Job :: Report only how many lines of the entries below contain the string "value".

Given data ::
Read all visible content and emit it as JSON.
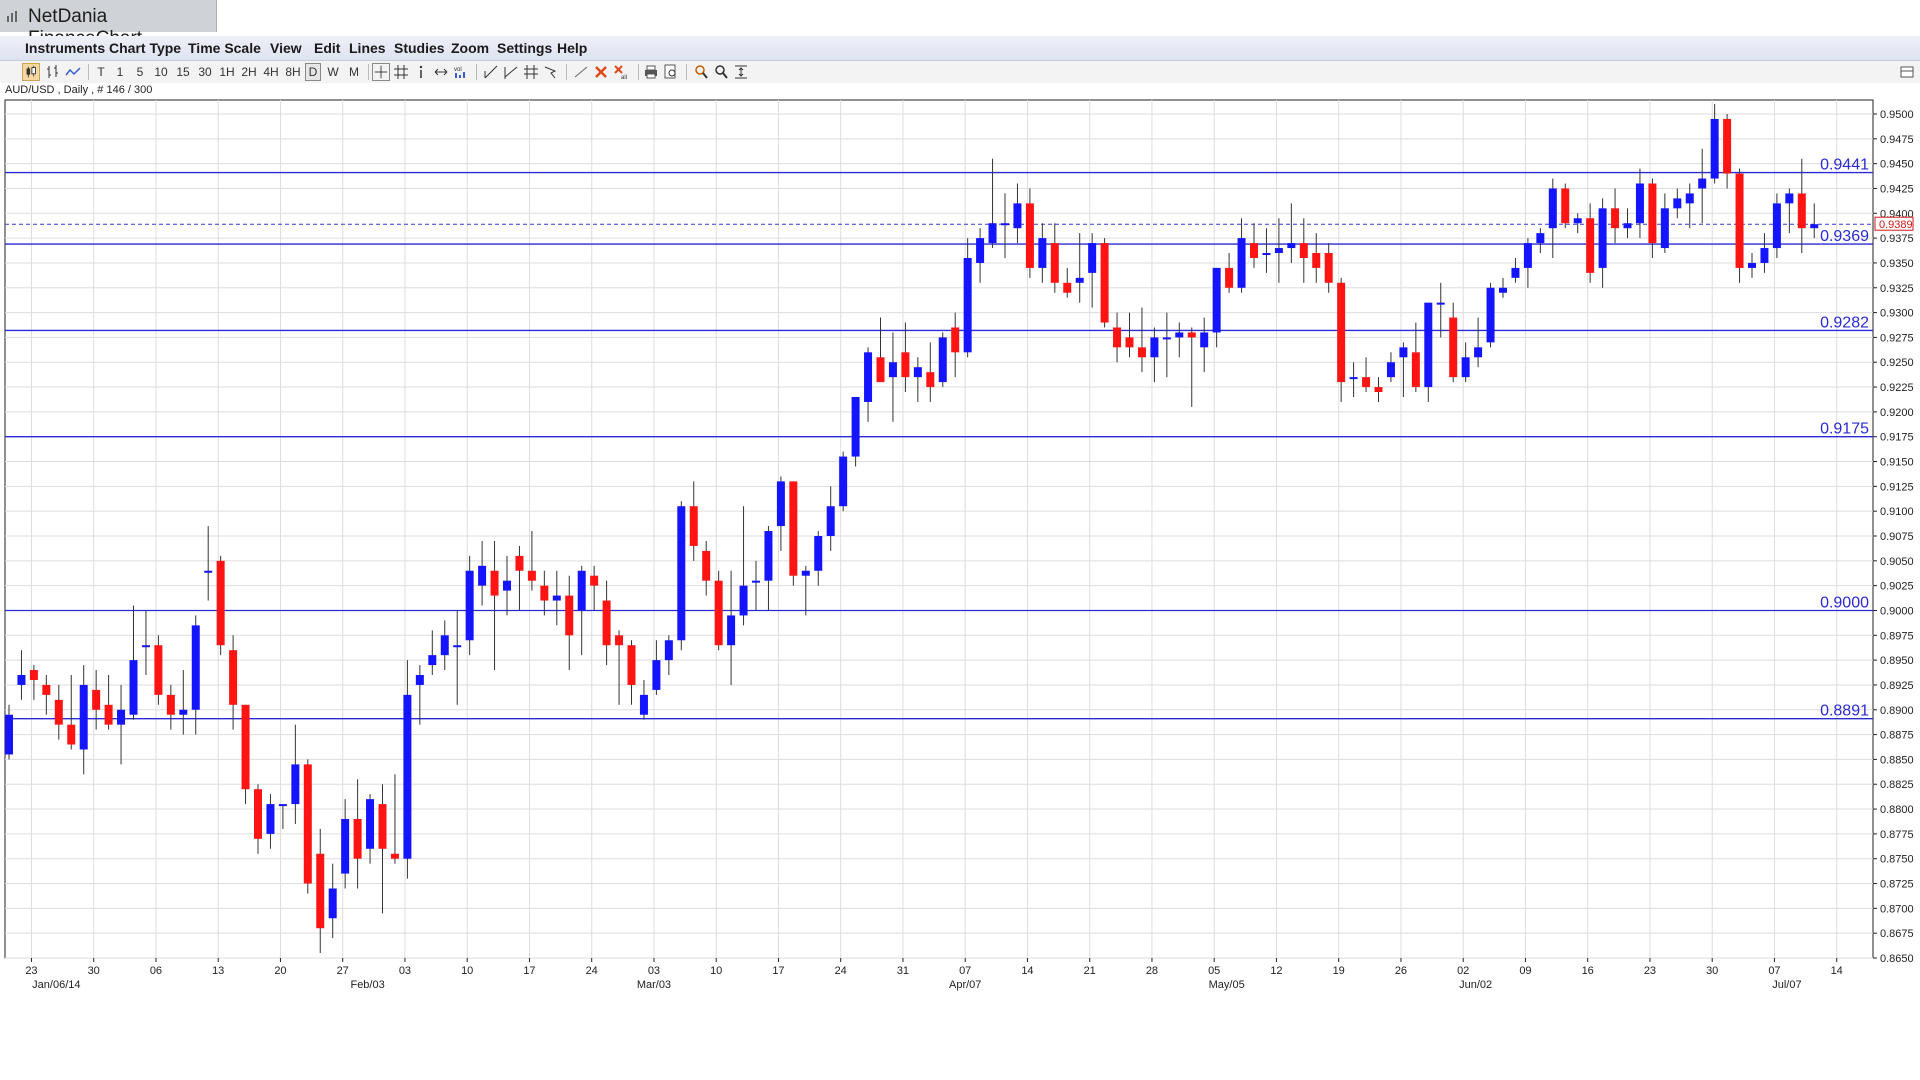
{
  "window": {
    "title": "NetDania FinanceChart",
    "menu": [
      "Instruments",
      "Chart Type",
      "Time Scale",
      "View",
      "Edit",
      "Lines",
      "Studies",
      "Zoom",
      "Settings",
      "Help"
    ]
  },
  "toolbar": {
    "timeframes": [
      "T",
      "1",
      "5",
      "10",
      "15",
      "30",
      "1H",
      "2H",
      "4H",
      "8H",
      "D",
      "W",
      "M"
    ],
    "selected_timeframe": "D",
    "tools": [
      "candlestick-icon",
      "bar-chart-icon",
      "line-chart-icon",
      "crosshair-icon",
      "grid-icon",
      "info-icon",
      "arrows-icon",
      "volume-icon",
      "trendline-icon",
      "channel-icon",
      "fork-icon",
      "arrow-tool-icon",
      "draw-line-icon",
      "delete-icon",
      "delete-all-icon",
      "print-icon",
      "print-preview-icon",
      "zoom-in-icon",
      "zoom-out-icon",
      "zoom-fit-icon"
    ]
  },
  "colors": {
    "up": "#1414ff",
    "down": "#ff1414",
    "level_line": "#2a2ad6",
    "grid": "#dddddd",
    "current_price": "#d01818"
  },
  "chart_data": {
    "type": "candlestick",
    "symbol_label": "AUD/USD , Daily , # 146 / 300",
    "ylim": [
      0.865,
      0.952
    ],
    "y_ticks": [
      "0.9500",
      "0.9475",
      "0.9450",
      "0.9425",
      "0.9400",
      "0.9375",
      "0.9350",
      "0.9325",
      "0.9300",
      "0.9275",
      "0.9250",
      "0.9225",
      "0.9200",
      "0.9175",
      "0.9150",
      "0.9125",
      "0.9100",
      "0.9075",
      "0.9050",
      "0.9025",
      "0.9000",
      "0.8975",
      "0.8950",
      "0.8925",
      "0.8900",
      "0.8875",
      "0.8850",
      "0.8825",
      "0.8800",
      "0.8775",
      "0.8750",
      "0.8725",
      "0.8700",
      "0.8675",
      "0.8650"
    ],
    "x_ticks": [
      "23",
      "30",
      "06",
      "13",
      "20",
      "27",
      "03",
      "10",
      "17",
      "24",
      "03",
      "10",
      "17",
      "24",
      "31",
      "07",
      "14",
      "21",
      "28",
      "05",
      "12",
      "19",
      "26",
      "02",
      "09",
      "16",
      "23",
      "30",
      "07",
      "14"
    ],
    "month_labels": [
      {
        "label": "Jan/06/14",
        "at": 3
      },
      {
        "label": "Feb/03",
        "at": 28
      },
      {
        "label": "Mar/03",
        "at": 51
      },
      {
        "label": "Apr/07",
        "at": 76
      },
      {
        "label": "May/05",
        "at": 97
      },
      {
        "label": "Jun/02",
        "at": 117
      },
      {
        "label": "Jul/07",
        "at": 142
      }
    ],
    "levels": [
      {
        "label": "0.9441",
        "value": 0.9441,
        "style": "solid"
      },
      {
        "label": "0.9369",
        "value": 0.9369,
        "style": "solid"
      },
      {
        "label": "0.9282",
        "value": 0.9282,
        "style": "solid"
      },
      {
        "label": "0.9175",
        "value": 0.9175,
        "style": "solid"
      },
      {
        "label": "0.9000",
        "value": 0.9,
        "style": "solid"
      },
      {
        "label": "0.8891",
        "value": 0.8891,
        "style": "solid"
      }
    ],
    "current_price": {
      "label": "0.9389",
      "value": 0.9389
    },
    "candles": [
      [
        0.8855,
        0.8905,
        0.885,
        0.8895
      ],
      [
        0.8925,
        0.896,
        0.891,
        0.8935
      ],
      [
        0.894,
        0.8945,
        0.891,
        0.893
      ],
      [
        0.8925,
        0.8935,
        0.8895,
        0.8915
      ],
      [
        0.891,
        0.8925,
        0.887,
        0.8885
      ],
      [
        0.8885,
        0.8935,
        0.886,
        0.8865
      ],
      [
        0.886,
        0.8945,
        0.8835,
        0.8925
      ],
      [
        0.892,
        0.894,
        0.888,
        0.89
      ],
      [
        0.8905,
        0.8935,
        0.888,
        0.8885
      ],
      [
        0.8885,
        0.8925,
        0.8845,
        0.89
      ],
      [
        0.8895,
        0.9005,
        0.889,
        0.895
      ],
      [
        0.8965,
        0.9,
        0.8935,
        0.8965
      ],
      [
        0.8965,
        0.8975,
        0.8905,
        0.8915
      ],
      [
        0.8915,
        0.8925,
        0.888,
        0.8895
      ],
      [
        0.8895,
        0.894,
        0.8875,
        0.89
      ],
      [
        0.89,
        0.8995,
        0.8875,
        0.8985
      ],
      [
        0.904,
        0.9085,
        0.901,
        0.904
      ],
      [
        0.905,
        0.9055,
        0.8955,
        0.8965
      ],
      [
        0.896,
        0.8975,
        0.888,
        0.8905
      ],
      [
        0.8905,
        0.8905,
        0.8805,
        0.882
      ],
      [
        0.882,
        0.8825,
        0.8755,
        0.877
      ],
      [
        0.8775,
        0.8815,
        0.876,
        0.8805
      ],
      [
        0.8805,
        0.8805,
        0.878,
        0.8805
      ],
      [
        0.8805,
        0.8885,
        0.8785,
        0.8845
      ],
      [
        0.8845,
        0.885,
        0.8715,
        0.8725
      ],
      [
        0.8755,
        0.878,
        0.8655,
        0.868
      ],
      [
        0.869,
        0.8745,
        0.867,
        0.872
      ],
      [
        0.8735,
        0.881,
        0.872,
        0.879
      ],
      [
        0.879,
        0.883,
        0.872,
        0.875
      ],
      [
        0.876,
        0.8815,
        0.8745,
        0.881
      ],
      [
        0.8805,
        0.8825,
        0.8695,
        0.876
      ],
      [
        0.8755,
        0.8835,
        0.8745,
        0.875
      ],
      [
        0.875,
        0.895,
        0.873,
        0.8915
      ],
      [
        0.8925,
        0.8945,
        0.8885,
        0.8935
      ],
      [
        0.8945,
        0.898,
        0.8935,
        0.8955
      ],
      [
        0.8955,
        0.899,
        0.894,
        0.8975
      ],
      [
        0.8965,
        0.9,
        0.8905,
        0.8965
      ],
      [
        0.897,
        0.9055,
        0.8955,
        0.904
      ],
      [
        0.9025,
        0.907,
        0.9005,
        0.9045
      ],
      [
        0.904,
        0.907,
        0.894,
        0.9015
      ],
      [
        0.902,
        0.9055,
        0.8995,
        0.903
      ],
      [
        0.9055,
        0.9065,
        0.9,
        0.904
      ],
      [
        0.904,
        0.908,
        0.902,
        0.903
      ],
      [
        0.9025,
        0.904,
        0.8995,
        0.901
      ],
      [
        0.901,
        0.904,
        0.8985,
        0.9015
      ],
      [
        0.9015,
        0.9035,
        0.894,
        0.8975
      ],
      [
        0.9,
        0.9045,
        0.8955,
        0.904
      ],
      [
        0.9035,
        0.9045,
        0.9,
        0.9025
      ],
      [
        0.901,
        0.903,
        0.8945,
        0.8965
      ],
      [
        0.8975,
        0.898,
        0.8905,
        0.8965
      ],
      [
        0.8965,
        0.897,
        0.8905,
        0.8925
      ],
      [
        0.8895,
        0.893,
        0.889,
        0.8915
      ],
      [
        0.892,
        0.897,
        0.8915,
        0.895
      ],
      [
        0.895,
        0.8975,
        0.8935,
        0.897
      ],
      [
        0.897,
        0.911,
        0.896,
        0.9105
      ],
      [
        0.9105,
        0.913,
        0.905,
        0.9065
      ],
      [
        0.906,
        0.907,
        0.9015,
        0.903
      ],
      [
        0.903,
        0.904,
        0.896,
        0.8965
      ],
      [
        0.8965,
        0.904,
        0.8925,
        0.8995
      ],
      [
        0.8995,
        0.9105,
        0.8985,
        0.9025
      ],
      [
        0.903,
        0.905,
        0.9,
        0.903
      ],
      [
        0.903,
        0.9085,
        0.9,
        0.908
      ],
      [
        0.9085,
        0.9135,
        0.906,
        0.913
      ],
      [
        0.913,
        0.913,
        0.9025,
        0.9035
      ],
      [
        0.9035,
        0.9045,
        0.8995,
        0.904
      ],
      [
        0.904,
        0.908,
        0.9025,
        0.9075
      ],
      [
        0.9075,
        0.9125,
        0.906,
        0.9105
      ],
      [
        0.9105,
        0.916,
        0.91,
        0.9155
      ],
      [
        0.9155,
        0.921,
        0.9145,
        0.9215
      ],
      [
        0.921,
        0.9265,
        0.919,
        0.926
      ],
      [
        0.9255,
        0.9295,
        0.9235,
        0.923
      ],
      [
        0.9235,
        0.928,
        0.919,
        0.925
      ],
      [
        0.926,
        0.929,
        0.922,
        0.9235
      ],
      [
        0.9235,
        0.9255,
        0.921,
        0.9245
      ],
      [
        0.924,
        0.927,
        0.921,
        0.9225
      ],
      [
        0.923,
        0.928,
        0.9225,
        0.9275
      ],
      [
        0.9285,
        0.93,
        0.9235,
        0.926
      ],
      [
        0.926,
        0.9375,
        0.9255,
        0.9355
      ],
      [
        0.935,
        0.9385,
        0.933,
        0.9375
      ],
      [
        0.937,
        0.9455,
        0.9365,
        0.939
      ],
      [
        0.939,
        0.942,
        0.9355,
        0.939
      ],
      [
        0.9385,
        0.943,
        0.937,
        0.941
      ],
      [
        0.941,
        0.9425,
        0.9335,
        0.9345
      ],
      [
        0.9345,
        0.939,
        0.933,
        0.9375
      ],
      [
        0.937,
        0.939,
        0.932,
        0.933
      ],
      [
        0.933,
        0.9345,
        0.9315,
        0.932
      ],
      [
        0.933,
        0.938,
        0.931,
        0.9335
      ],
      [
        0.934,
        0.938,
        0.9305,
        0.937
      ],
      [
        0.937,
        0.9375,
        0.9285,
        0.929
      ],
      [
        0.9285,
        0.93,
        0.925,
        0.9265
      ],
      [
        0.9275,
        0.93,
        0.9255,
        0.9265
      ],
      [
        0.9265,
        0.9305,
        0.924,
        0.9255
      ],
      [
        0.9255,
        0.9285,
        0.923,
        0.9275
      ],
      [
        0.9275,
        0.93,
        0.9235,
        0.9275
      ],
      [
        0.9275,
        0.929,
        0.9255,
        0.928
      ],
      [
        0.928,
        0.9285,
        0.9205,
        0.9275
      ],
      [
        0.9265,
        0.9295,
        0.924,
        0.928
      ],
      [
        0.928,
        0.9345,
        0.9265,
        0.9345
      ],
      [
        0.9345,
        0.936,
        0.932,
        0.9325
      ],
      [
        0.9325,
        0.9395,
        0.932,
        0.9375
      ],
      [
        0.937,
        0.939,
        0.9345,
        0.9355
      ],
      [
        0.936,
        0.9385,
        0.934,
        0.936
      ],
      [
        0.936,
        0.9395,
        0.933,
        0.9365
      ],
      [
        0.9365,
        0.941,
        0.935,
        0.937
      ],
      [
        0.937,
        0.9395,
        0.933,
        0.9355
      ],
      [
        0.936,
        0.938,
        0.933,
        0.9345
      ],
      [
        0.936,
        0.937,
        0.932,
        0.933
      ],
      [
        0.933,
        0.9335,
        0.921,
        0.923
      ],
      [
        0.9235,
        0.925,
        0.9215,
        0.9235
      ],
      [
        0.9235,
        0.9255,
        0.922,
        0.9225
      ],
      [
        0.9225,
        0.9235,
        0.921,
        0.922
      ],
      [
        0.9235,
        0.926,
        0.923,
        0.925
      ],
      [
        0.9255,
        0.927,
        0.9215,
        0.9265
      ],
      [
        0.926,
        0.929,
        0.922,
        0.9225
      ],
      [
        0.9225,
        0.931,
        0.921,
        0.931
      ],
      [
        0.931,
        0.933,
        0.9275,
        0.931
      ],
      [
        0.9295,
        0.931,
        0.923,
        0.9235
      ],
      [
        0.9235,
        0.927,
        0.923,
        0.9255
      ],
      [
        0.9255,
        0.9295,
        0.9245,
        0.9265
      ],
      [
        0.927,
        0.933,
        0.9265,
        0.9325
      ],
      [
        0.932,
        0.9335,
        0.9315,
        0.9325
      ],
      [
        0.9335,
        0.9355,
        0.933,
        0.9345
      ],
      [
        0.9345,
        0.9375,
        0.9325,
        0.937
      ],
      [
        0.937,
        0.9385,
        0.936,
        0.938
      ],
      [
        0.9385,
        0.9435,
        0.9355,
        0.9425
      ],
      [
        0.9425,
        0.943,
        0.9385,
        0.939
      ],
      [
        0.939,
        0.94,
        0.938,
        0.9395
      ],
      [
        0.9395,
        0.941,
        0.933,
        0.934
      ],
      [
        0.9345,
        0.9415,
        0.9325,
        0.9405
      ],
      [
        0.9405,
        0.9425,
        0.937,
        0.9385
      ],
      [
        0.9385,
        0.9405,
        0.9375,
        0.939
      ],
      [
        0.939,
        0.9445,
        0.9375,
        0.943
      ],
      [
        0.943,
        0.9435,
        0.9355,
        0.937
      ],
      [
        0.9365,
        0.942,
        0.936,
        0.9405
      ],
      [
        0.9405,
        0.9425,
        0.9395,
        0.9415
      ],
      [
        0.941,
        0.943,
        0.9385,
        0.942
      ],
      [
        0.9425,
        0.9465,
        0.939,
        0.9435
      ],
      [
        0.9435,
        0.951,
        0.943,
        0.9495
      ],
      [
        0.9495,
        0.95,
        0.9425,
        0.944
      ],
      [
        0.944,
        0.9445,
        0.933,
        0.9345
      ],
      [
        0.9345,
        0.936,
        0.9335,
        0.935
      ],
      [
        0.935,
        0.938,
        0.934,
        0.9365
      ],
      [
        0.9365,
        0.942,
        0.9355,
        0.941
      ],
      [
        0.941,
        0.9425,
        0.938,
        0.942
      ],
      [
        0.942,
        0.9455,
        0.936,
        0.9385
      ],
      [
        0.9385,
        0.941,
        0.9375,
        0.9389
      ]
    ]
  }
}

Result :: 7